▶ _Supplied material_:
[Start]

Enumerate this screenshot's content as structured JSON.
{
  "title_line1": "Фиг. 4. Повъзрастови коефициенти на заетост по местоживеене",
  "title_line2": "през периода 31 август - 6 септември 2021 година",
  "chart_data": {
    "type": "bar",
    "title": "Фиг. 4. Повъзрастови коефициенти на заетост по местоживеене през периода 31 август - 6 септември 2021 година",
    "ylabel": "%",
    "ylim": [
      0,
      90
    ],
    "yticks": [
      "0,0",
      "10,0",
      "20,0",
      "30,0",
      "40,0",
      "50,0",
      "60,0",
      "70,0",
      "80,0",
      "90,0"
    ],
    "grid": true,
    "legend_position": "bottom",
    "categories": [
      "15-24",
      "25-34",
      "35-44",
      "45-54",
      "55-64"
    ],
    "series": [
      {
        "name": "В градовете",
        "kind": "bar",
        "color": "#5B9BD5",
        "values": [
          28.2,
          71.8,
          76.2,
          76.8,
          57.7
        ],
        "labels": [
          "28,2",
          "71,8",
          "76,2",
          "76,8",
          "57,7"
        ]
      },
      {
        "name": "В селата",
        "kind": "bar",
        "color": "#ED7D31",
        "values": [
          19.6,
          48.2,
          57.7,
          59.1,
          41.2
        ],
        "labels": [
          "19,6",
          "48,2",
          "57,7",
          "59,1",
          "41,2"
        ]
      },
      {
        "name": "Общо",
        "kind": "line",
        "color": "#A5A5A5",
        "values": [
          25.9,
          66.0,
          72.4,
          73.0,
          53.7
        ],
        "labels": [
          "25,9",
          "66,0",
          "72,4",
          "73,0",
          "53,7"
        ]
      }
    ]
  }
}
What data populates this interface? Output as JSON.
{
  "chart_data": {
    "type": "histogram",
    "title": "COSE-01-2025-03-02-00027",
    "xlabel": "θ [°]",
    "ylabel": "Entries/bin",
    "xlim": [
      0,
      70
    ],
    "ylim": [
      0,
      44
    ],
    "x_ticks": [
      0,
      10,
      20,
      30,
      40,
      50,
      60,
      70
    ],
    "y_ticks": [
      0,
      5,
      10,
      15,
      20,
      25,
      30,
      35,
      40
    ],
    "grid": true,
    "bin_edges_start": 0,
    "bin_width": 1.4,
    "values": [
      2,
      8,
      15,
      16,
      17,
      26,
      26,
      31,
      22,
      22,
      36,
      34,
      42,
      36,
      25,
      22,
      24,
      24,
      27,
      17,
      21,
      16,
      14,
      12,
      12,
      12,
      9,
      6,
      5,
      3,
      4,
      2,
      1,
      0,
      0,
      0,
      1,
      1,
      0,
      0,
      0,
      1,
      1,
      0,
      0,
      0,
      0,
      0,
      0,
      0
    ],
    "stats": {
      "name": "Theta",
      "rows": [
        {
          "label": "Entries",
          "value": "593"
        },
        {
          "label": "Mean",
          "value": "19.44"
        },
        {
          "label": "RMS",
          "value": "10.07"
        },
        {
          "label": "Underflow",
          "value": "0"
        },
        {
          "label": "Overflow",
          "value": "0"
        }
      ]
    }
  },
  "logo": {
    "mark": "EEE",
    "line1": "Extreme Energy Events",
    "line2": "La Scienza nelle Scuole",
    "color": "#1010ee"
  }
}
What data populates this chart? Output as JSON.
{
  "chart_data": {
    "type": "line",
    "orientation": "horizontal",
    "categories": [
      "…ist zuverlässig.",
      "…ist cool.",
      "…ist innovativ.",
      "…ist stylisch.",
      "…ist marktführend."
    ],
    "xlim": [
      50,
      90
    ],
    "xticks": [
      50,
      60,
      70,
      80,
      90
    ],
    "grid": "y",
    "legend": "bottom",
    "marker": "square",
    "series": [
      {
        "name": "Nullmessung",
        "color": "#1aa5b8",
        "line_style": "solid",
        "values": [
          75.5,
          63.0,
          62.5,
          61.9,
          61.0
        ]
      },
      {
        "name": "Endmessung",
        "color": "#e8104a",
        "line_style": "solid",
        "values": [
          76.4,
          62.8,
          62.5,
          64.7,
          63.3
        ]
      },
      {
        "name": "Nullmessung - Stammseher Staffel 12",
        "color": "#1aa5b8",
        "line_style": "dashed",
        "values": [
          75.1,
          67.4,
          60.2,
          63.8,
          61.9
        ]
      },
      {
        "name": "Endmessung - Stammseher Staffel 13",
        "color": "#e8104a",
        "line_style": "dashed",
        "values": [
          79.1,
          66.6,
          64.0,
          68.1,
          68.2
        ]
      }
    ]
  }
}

[End]

▶ _Description of the task_: Quote every entry exactly.

▶ _Task output_:
Enumerate this screenshot's content as structured JSON.
{
  "title_line1": "Фиг. 4. Повъзрастови коефициенти на заетост по местоживеене",
  "title_line2": "през периода 31 август - 6 септември 2021 година",
  "chart_data": {
    "type": "bar",
    "title": "Фиг. 4. Повъзрастови коефициенти на заетост по местоживеене през периода 31 август - 6 септември 2021 година",
    "ylabel": "%",
    "ylim": [
      0,
      90
    ],
    "yticks": [
      "0,0",
      "10,0",
      "20,0",
      "30,0",
      "40,0",
      "50,0",
      "60,0",
      "70,0",
      "80,0",
      "90,0"
    ],
    "grid": true,
    "legend_position": "bottom",
    "categories": [
      "15-24",
      "25-34",
      "35-44",
      "45-54",
      "55-64"
    ],
    "series": [
      {
        "name": "В градовете",
        "kind": "bar",
        "color": "#5B9BD5",
        "values": [
          28.2,
          71.8,
          76.2,
          76.8,
          57.7
        ],
        "labels": [
          "28,2",
          "71,8",
          "76,2",
          "76,8",
          "57,7"
        ]
      },
      {
        "name": "В селата",
        "kind": "bar",
        "color": "#ED7D31",
        "values": [
          19.6,
          48.2,
          57.7,
          59.1,
          41.2
        ],
        "labels": [
          "19,6",
          "48,2",
          "57,7",
          "59,1",
          "41,2"
        ]
      },
      {
        "name": "Общо",
        "kind": "line",
        "color": "#A5A5A5",
        "values": [
          25.9,
          66.0,
          72.4,
          73.0,
          53.7
        ],
        "labels": [
          "25,9",
          "66,0",
          "72,4",
          "73,0",
          "53,7"
        ]
      }
    ]
  }
}
What data populates this interface? Output as JSON.
{
  "chart_data": {
    "type": "histogram",
    "title": "COSE-01-2025-03-02-00027",
    "xlabel": "θ [°]",
    "ylabel": "Entries/bin",
    "xlim": [
      0,
      70
    ],
    "ylim": [
      0,
      44
    ],
    "x_ticks": [
      0,
      10,
      20,
      30,
      40,
      50,
      60,
      70
    ],
    "y_ticks": [
      0,
      5,
      10,
      15,
      20,
      25,
      30,
      35,
      40
    ],
    "grid": true,
    "bin_edges_start": 0,
    "bin_width": 1.4,
    "values": [
      2,
      8,
      15,
      16,
      17,
      26,
      26,
      31,
      22,
      22,
      36,
      34,
      42,
      36,
      25,
      22,
      24,
      24,
      27,
      17,
      21,
      16,
      14,
      12,
      12,
      12,
      9,
      6,
      5,
      3,
      4,
      2,
      1,
      0,
      0,
      0,
      1,
      1,
      0,
      0,
      0,
      1,
      1,
      0,
      0,
      0,
      0,
      0,
      0,
      0
    ],
    "stats": {
      "name": "Theta",
      "rows": [
        {
          "label": "Entries",
          "value": "593"
        },
        {
          "label": "Mean",
          "value": "19.44"
        },
        {
          "label": "RMS",
          "value": "10.07"
        },
        {
          "label": "Underflow",
          "value": "0"
        },
        {
          "label": "Overflow",
          "value": "0"
        }
      ]
    }
  },
  "logo": {
    "mark": "EEE",
    "line1": "Extreme Energy Events",
    "line2": "La Scienza nelle Scuole",
    "color": "#1010ee"
  }
}
What data populates this chart? Output as JSON.
{
  "chart_data": {
    "type": "line",
    "orientation": "horizontal",
    "categories": [
      "…ist zuverlässig.",
      "…ist cool.",
      "…ist innovativ.",
      "…ist stylisch.",
      "…ist marktführend."
    ],
    "xlim": [
      50,
      90
    ],
    "xticks": [
      50,
      60,
      70,
      80,
      90
    ],
    "grid": "y",
    "legend": "bottom",
    "marker": "square",
    "series": [
      {
        "name": "Nullmessung",
        "color": "#1aa5b8",
        "line_style": "solid",
        "values": [
          75.5,
          63.0,
          62.5,
          61.9,
          61.0
        ]
      },
      {
        "name": "Endmessung",
        "color": "#e8104a",
        "line_style": "solid",
        "values": [
          76.4,
          62.8,
          62.5,
          64.7,
          63.3
        ]
      },
      {
        "name": "Nullmessung - Stammseher Staffel 12",
        "color": "#1aa5b8",
        "line_style": "dashed",
        "values": [
          75.1,
          67.4,
          60.2,
          63.8,
          61.9
        ]
      },
      {
        "name": "Endmessung - Stammseher Staffel 13",
        "color": "#e8104a",
        "line_style": "dashed",
        "values": [
          79.1,
          66.6,
          64.0,
          68.1,
          68.2
        ]
      }
    ]
  }
}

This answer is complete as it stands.